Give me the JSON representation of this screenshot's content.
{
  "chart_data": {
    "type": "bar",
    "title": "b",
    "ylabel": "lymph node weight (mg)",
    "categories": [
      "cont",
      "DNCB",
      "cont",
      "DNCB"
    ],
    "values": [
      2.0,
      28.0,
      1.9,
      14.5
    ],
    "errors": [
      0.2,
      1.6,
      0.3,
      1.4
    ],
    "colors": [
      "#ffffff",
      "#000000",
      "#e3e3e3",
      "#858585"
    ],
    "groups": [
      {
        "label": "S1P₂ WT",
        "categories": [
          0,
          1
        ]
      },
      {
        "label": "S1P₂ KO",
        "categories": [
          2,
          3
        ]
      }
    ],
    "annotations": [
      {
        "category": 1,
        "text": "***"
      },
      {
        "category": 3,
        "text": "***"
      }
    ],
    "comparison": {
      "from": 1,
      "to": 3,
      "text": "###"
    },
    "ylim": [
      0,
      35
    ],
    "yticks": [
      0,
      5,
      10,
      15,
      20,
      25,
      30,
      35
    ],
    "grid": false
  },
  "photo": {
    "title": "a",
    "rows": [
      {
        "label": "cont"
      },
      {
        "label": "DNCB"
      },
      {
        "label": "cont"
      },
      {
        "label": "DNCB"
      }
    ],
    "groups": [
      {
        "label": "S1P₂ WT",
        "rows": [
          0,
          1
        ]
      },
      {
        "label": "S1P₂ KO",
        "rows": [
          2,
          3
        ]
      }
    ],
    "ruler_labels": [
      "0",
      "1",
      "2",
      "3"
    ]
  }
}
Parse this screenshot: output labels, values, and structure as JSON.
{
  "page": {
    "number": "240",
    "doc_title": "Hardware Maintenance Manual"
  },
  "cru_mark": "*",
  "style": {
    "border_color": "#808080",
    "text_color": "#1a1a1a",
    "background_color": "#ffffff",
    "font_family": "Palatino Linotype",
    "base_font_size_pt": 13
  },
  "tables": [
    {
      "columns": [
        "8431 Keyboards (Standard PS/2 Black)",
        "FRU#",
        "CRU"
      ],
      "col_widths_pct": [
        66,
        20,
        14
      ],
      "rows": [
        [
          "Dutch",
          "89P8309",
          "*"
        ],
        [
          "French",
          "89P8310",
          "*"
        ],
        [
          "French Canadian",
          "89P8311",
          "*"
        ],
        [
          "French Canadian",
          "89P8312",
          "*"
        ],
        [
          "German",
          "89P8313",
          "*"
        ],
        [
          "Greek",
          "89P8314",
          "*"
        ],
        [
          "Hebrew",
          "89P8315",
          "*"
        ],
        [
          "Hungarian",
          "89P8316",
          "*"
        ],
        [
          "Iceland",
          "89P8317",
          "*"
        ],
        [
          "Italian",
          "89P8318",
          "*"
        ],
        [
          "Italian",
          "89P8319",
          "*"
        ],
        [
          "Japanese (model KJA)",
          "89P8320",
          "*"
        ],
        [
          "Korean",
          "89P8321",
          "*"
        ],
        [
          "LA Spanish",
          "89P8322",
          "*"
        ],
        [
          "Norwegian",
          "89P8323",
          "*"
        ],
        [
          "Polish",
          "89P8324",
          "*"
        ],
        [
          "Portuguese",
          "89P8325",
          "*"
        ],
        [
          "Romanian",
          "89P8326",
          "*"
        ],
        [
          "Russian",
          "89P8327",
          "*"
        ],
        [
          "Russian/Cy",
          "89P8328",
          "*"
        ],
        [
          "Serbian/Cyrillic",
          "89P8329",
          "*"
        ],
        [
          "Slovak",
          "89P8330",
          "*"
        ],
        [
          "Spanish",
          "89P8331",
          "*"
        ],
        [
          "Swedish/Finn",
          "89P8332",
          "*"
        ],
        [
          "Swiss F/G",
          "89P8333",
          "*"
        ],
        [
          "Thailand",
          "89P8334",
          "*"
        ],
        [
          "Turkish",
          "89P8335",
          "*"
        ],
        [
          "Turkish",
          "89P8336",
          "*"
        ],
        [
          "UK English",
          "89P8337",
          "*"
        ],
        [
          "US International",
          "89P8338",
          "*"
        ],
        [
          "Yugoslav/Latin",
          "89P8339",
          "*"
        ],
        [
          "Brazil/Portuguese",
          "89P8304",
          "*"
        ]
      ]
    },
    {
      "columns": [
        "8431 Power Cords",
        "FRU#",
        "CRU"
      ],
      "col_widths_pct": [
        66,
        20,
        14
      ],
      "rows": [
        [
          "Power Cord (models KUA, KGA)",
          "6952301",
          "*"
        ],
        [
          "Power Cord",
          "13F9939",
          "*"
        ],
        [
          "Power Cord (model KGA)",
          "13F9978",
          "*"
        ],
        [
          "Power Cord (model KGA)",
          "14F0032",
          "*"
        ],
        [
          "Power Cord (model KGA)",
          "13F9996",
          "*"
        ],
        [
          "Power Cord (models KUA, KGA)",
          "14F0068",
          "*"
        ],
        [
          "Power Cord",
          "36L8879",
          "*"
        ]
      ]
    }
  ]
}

Problem to work on
Output every record above exactly as it appears.

Task solution
Give me the JSON representation of this screenshot's content.
{
  "chart_data": {
    "type": "bar",
    "title": "b",
    "ylabel": "lymph node weight (mg)",
    "categories": [
      "cont",
      "DNCB",
      "cont",
      "DNCB"
    ],
    "values": [
      2.0,
      28.0,
      1.9,
      14.5
    ],
    "errors": [
      0.2,
      1.6,
      0.3,
      1.4
    ],
    "colors": [
      "#ffffff",
      "#000000",
      "#e3e3e3",
      "#858585"
    ],
    "groups": [
      {
        "label": "S1P₂ WT",
        "categories": [
          0,
          1
        ]
      },
      {
        "label": "S1P₂ KO",
        "categories": [
          2,
          3
        ]
      }
    ],
    "annotations": [
      {
        "category": 1,
        "text": "***"
      },
      {
        "category": 3,
        "text": "***"
      }
    ],
    "comparison": {
      "from": 1,
      "to": 3,
      "text": "###"
    },
    "ylim": [
      0,
      35
    ],
    "yticks": [
      0,
      5,
      10,
      15,
      20,
      25,
      30,
      35
    ],
    "grid": false
  },
  "photo": {
    "title": "a",
    "rows": [
      {
        "label": "cont"
      },
      {
        "label": "DNCB"
      },
      {
        "label": "cont"
      },
      {
        "label": "DNCB"
      }
    ],
    "groups": [
      {
        "label": "S1P₂ WT",
        "rows": [
          0,
          1
        ]
      },
      {
        "label": "S1P₂ KO",
        "rows": [
          2,
          3
        ]
      }
    ],
    "ruler_labels": [
      "0",
      "1",
      "2",
      "3"
    ]
  }
}
Parse this screenshot: output labels, values, and structure as JSON.
{
  "page": {
    "number": "240",
    "doc_title": "Hardware Maintenance Manual"
  },
  "cru_mark": "*",
  "style": {
    "border_color": "#808080",
    "text_color": "#1a1a1a",
    "background_color": "#ffffff",
    "font_family": "Palatino Linotype",
    "base_font_size_pt": 13
  },
  "tables": [
    {
      "columns": [
        "8431 Keyboards (Standard PS/2 Black)",
        "FRU#",
        "CRU"
      ],
      "col_widths_pct": [
        66,
        20,
        14
      ],
      "rows": [
        [
          "Dutch",
          "89P8309",
          "*"
        ],
        [
          "French",
          "89P8310",
          "*"
        ],
        [
          "French Canadian",
          "89P8311",
          "*"
        ],
        [
          "French Canadian",
          "89P8312",
          "*"
        ],
        [
          "German",
          "89P8313",
          "*"
        ],
        [
          "Greek",
          "89P8314",
          "*"
        ],
        [
          "Hebrew",
          "89P8315",
          "*"
        ],
        [
          "Hungarian",
          "89P8316",
          "*"
        ],
        [
          "Iceland",
          "89P8317",
          "*"
        ],
        [
          "Italian",
          "89P8318",
          "*"
        ],
        [
          "Italian",
          "89P8319",
          "*"
        ],
        [
          "Japanese (model KJA)",
          "89P8320",
          "*"
        ],
        [
          "Korean",
          "89P8321",
          "*"
        ],
        [
          "LA Spanish",
          "89P8322",
          "*"
        ],
        [
          "Norwegian",
          "89P8323",
          "*"
        ],
        [
          "Polish",
          "89P8324",
          "*"
        ],
        [
          "Portuguese",
          "89P8325",
          "*"
        ],
        [
          "Romanian",
          "89P8326",
          "*"
        ],
        [
          "Russian",
          "89P8327",
          "*"
        ],
        [
          "Russian/Cy",
          "89P8328",
          "*"
        ],
        [
          "Serbian/Cyrillic",
          "89P8329",
          "*"
        ],
        [
          "Slovak",
          "89P8330",
          "*"
        ],
        [
          "Spanish",
          "89P8331",
          "*"
        ],
        [
          "Swedish/Finn",
          "89P8332",
          "*"
        ],
        [
          "Swiss F/G",
          "89P8333",
          "*"
        ],
        [
          "Thailand",
          "89P8334",
          "*"
        ],
        [
          "Turkish",
          "89P8335",
          "*"
        ],
        [
          "Turkish",
          "89P8336",
          "*"
        ],
        [
          "UK English",
          "89P8337",
          "*"
        ],
        [
          "US International",
          "89P8338",
          "*"
        ],
        [
          "Yugoslav/Latin",
          "89P8339",
          "*"
        ],
        [
          "Brazil/Portuguese",
          "89P8304",
          "*"
        ]
      ]
    },
    {
      "columns": [
        "8431 Power Cords",
        "FRU#",
        "CRU"
      ],
      "col_widths_pct": [
        66,
        20,
        14
      ],
      "rows": [
        [
          "Power Cord (models KUA, KGA)",
          "6952301",
          "*"
        ],
        [
          "Power Cord",
          "13F9939",
          "*"
        ],
        [
          "Power Cord (model KGA)",
          "13F9978",
          "*"
        ],
        [
          "Power Cord (model KGA)",
          "14F0032",
          "*"
        ],
        [
          "Power Cord (model KGA)",
          "13F9996",
          "*"
        ],
        [
          "Power Cord (models KUA, KGA)",
          "14F0068",
          "*"
        ],
        [
          "Power Cord",
          "36L8879",
          "*"
        ]
      ]
    }
  ]
}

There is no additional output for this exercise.